REQUIRED WORK =>
Take the listing that follows and copy it precisely.

Segment Start: RECORD EXTRACTS

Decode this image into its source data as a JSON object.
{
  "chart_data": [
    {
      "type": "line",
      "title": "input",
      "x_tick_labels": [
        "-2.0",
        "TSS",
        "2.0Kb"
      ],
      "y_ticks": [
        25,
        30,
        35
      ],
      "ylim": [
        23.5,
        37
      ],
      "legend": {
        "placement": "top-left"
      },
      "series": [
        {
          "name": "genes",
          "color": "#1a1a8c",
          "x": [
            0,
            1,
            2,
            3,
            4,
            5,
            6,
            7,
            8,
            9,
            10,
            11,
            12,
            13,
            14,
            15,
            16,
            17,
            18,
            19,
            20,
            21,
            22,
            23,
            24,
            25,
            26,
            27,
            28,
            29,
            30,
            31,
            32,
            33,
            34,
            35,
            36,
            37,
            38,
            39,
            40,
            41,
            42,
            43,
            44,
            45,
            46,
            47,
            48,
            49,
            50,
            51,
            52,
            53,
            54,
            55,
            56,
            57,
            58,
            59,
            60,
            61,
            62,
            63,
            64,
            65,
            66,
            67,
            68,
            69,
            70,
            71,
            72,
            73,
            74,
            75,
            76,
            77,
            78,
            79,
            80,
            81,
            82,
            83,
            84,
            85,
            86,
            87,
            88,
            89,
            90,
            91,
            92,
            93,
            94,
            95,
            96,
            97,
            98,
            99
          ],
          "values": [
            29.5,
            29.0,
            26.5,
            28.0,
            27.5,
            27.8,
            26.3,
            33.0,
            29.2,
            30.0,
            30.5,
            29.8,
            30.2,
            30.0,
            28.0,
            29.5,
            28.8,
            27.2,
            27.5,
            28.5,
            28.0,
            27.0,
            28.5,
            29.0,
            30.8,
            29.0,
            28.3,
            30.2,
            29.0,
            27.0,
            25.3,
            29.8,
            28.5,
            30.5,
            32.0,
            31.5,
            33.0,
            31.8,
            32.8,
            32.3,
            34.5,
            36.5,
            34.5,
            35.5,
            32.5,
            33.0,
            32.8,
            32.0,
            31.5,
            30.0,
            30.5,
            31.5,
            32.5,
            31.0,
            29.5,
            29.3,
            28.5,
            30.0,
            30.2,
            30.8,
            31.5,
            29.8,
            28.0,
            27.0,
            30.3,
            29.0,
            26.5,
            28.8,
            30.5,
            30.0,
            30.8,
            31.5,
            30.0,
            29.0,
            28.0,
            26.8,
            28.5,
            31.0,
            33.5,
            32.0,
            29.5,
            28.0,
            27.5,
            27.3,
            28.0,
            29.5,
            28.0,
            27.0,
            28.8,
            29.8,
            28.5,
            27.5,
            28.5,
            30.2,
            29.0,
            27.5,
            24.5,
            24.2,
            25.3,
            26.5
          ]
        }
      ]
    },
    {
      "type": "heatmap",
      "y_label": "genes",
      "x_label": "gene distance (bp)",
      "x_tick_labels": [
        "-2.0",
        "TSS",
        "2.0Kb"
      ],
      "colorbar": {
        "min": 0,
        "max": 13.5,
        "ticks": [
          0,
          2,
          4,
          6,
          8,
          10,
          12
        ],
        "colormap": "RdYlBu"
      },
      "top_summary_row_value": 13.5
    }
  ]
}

Segment End: RECORD EXTRACTS

WORKED SOLUTION =>
Decode this image into its source data as a JSON object.
{
  "chart_data": [
    {
      "type": "line",
      "title": "input",
      "x_tick_labels": [
        "-2.0",
        "TSS",
        "2.0Kb"
      ],
      "y_ticks": [
        25,
        30,
        35
      ],
      "ylim": [
        23.5,
        37
      ],
      "legend": {
        "placement": "top-left"
      },
      "series": [
        {
          "name": "genes",
          "color": "#1a1a8c",
          "x": [
            0,
            1,
            2,
            3,
            4,
            5,
            6,
            7,
            8,
            9,
            10,
            11,
            12,
            13,
            14,
            15,
            16,
            17,
            18,
            19,
            20,
            21,
            22,
            23,
            24,
            25,
            26,
            27,
            28,
            29,
            30,
            31,
            32,
            33,
            34,
            35,
            36,
            37,
            38,
            39,
            40,
            41,
            42,
            43,
            44,
            45,
            46,
            47,
            48,
            49,
            50,
            51,
            52,
            53,
            54,
            55,
            56,
            57,
            58,
            59,
            60,
            61,
            62,
            63,
            64,
            65,
            66,
            67,
            68,
            69,
            70,
            71,
            72,
            73,
            74,
            75,
            76,
            77,
            78,
            79,
            80,
            81,
            82,
            83,
            84,
            85,
            86,
            87,
            88,
            89,
            90,
            91,
            92,
            93,
            94,
            95,
            96,
            97,
            98,
            99
          ],
          "values": [
            29.5,
            29.0,
            26.5,
            28.0,
            27.5,
            27.8,
            26.3,
            33.0,
            29.2,
            30.0,
            30.5,
            29.8,
            30.2,
            30.0,
            28.0,
            29.5,
            28.8,
            27.2,
            27.5,
            28.5,
            28.0,
            27.0,
            28.5,
            29.0,
            30.8,
            29.0,
            28.3,
            30.2,
            29.0,
            27.0,
            25.3,
            29.8,
            28.5,
            30.5,
            32.0,
            31.5,
            33.0,
            31.8,
            32.8,
            32.3,
            34.5,
            36.5,
            34.5,
            35.5,
            32.5,
            33.0,
            32.8,
            32.0,
            31.5,
            30.0,
            30.5,
            31.5,
            32.5,
            31.0,
            29.5,
            29.3,
            28.5,
            30.0,
            30.2,
            30.8,
            31.5,
            29.8,
            28.0,
            27.0,
            30.3,
            29.0,
            26.5,
            28.8,
            30.5,
            30.0,
            30.8,
            31.5,
            30.0,
            29.0,
            28.0,
            26.8,
            28.5,
            31.0,
            33.5,
            32.0,
            29.5,
            28.0,
            27.5,
            27.3,
            28.0,
            29.5,
            28.0,
            27.0,
            28.8,
            29.8,
            28.5,
            27.5,
            28.5,
            30.2,
            29.0,
            27.5,
            24.5,
            24.2,
            25.3,
            26.5
          ]
        }
      ]
    },
    {
      "type": "heatmap",
      "y_label": "genes",
      "x_label": "gene distance (bp)",
      "x_tick_labels": [
        "-2.0",
        "TSS",
        "2.0Kb"
      ],
      "colorbar": {
        "min": 0,
        "max": 13.5,
        "ticks": [
          0,
          2,
          4,
          6,
          8,
          10,
          12
        ],
        "colormap": "RdYlBu"
      },
      "top_summary_row_value": 13.5
    }
  ]
}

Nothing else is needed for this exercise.